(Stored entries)
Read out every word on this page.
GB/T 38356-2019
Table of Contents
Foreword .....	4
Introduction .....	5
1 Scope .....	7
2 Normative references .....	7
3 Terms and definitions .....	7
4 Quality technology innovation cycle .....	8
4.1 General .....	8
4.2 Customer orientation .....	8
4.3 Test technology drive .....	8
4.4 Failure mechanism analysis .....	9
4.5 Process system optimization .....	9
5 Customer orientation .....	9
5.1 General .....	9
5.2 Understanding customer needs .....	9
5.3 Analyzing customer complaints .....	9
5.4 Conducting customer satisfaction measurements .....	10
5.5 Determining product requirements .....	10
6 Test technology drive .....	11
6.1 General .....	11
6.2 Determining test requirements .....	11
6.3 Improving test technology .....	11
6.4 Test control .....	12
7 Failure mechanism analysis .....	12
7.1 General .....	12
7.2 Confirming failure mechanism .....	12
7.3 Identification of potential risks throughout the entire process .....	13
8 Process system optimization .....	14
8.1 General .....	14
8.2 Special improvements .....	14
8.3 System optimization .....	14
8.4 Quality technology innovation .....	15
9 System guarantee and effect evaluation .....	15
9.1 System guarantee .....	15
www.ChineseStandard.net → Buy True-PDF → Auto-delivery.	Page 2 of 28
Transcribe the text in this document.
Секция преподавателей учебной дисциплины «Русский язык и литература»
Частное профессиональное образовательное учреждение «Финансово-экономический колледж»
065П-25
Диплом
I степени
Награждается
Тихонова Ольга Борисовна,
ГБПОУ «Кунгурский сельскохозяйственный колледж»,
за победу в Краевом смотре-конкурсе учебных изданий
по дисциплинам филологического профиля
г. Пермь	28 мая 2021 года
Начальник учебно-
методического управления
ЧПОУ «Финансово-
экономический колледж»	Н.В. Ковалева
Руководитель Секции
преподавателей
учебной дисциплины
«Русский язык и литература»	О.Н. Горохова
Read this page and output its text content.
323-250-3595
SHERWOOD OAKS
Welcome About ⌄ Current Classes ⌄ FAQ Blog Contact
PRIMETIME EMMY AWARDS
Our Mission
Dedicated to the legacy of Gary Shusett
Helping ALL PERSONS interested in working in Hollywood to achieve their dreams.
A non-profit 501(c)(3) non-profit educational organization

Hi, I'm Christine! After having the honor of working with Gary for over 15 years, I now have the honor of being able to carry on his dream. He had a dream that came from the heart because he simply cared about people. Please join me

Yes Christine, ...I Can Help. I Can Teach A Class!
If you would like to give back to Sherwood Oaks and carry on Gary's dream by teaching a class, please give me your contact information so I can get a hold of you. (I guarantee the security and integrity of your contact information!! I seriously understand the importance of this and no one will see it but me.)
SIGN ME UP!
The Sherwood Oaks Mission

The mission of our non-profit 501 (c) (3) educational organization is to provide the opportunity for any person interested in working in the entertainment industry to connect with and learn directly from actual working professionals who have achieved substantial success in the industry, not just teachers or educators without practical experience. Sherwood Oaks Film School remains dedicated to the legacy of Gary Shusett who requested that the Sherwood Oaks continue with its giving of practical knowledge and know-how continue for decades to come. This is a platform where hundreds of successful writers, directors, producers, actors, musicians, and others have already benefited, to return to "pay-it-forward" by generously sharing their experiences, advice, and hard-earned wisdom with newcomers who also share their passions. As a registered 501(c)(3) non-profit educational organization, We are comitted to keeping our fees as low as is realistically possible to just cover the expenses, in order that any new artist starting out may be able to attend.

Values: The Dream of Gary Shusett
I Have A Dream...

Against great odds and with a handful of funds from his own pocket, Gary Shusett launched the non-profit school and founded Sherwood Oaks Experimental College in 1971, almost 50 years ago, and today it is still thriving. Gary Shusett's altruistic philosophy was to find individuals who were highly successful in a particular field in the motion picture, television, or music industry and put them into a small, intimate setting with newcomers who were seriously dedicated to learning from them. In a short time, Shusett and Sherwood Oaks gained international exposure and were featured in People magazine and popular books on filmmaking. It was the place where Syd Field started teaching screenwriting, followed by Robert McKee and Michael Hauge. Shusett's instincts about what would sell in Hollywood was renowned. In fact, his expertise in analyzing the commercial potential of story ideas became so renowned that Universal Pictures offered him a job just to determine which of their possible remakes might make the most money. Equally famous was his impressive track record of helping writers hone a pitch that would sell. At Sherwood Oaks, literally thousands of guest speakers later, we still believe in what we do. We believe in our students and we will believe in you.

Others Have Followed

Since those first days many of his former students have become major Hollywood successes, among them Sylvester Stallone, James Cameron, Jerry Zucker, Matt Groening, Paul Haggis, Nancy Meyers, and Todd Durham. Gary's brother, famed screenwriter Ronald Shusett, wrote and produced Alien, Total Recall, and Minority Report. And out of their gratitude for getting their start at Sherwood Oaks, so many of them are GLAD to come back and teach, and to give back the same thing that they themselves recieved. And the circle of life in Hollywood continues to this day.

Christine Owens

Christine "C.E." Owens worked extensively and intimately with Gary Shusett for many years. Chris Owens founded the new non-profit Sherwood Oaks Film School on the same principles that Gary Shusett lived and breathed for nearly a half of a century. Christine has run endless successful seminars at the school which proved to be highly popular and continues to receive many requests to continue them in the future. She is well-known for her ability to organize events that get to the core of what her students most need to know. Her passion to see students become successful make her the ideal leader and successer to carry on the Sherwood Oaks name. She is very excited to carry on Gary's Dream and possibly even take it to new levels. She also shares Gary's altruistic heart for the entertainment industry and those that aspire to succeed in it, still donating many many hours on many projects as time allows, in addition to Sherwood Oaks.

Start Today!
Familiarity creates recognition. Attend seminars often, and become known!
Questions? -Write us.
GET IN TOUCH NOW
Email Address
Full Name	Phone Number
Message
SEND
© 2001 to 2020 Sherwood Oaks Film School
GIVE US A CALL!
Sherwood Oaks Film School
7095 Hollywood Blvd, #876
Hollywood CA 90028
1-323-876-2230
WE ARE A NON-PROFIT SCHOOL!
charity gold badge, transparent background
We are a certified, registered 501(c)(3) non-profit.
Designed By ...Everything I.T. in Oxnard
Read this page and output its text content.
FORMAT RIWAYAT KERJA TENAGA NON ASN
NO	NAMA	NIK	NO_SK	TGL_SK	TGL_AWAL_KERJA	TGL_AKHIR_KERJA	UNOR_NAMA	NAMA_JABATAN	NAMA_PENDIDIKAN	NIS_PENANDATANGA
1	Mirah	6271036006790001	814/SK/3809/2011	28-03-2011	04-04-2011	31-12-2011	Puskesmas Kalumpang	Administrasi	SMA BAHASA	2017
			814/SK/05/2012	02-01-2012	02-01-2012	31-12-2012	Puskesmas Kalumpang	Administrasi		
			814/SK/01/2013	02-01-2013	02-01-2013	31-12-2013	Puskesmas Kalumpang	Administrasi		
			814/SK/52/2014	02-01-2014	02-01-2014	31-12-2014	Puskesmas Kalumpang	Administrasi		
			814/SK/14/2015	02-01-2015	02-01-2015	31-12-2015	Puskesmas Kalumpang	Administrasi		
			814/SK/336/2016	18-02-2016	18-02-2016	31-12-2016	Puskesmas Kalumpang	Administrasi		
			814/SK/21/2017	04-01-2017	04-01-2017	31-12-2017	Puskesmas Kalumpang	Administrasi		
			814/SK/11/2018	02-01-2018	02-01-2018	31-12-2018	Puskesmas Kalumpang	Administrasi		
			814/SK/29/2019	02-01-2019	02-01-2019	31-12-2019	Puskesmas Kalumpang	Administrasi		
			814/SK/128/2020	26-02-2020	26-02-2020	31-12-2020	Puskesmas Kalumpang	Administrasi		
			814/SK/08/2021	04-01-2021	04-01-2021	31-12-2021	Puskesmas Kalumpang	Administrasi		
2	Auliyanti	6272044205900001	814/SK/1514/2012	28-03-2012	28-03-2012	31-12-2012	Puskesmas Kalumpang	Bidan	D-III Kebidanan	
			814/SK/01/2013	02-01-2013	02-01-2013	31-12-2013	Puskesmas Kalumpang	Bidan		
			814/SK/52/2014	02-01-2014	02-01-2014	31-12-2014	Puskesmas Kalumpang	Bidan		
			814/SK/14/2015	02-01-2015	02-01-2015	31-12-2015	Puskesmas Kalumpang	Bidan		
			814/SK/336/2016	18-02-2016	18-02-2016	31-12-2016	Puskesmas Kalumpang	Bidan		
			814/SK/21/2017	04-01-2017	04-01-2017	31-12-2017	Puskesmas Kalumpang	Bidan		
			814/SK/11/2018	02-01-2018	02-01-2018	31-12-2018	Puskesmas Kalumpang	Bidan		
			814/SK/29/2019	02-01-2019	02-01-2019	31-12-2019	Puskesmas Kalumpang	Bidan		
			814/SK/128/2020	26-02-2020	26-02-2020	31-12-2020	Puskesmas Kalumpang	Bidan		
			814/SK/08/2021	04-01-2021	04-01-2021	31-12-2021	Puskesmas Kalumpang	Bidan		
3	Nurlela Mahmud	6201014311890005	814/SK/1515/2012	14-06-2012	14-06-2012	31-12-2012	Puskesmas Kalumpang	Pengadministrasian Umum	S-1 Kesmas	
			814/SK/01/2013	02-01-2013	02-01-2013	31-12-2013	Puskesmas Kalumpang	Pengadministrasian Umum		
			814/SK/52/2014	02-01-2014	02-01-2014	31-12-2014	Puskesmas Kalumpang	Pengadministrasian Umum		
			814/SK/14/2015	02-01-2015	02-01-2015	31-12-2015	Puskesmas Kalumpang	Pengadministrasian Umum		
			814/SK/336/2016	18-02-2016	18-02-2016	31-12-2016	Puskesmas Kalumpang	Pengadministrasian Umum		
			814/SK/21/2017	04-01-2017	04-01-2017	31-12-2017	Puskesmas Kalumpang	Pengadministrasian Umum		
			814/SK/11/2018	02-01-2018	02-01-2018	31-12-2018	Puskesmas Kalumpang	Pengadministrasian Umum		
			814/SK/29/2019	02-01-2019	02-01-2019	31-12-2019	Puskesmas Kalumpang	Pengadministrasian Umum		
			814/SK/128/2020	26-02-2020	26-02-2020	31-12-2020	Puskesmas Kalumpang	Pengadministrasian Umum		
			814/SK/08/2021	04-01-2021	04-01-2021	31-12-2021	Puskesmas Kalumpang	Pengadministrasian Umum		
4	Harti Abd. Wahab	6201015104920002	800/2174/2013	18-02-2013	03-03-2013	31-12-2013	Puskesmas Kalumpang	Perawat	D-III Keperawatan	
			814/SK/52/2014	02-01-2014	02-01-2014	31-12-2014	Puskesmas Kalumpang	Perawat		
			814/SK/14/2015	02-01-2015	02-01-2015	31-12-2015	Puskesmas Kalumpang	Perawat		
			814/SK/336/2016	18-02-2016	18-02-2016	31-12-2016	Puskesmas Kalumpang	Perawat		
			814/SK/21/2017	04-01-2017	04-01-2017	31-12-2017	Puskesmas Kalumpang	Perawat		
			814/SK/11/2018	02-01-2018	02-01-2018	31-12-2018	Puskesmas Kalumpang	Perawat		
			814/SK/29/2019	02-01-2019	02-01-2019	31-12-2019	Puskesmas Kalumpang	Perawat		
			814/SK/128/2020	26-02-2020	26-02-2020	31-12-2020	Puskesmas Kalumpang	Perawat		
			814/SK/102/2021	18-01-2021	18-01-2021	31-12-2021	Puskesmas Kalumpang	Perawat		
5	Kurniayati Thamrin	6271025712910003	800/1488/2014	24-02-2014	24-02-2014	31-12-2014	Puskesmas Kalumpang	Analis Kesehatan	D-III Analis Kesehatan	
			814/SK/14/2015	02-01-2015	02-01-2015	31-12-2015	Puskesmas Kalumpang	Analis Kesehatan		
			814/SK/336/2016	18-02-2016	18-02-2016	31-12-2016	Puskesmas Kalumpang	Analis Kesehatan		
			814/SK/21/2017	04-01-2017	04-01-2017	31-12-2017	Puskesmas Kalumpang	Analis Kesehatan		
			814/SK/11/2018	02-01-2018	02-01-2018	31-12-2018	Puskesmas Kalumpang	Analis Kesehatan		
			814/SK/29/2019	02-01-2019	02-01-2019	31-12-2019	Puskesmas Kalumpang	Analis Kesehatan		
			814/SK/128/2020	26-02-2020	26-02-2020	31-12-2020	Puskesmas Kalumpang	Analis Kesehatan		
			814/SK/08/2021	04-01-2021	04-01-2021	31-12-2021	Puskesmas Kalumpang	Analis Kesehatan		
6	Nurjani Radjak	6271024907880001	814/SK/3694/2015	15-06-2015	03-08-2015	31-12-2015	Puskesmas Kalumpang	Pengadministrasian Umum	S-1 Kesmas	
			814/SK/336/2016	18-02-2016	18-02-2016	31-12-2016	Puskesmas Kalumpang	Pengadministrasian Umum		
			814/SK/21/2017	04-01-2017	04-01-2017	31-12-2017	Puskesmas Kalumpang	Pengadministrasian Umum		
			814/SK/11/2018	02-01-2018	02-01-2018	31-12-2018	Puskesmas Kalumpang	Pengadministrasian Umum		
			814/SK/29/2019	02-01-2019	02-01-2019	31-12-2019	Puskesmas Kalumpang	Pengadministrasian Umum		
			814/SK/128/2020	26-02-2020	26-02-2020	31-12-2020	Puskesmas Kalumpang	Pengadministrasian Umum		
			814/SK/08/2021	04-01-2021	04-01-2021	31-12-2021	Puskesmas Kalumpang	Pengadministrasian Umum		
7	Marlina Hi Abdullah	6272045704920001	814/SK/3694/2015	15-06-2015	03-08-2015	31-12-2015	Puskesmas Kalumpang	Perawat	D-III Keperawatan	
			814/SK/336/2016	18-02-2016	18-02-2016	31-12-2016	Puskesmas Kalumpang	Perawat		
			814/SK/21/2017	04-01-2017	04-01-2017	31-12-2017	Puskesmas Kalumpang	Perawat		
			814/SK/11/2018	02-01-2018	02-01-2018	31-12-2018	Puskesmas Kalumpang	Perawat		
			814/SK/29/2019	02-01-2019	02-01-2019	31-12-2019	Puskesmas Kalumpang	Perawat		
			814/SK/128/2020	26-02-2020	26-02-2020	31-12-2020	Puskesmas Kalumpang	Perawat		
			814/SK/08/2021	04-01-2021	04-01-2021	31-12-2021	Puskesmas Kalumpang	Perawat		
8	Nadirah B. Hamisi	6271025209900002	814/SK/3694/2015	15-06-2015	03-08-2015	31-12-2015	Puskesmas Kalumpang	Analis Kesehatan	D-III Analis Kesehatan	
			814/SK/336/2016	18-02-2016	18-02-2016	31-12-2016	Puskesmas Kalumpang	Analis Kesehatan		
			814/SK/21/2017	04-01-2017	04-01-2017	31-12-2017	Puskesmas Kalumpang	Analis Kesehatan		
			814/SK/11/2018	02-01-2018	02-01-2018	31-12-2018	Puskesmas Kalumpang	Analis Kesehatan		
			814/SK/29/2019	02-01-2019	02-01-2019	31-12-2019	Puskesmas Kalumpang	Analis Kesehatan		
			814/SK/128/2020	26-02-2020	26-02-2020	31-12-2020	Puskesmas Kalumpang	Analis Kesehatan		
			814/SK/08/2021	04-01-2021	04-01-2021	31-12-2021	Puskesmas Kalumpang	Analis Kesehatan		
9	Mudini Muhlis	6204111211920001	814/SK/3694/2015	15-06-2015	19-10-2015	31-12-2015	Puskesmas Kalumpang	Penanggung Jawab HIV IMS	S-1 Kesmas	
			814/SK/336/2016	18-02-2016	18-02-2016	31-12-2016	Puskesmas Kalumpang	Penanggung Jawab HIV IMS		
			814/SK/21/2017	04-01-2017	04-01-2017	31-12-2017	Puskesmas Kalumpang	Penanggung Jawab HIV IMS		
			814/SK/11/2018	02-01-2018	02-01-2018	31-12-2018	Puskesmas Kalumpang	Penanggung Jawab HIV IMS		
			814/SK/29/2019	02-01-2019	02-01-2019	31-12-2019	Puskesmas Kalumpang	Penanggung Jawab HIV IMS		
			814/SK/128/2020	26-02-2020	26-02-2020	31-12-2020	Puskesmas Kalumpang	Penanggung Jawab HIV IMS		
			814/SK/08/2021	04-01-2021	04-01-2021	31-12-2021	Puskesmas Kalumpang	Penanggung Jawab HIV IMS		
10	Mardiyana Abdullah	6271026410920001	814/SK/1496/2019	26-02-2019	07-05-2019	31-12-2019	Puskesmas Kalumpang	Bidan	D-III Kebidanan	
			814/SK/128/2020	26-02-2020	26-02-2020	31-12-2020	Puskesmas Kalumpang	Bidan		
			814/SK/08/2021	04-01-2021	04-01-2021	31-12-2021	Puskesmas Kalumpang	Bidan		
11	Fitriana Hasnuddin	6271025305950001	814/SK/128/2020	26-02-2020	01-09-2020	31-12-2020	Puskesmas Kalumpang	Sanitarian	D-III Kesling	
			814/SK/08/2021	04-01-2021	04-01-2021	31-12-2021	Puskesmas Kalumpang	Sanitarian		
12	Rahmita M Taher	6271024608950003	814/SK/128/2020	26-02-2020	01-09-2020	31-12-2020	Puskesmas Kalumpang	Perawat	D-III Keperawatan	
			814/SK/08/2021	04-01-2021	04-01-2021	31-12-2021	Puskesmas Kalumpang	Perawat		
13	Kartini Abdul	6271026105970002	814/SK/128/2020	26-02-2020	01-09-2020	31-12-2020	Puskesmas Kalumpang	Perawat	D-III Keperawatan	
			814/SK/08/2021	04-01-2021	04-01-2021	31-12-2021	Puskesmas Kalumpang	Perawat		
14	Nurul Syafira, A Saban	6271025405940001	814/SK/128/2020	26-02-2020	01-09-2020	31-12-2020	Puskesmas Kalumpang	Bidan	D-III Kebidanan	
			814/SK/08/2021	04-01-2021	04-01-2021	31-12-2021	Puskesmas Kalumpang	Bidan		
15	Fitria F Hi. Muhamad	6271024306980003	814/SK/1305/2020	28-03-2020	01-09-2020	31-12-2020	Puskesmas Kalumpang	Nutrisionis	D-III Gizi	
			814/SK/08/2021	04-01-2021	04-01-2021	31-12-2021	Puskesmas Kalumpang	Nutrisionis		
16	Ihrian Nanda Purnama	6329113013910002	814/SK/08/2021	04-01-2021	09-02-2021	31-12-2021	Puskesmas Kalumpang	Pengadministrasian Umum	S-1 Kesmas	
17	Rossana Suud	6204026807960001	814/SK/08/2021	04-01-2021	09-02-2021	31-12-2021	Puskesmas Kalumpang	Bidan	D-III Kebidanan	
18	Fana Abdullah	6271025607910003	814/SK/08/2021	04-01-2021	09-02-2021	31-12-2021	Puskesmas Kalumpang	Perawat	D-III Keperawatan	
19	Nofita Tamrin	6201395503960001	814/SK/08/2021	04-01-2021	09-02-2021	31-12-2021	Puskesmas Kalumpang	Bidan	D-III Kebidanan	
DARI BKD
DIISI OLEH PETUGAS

| Exercise aim |
Search the preceding listing for the word "дисциплины" and pull out every line that holds it.

| Reply |
Секция преподавателей учебной дисциплины «Русский язык и литература»
учебной дисциплины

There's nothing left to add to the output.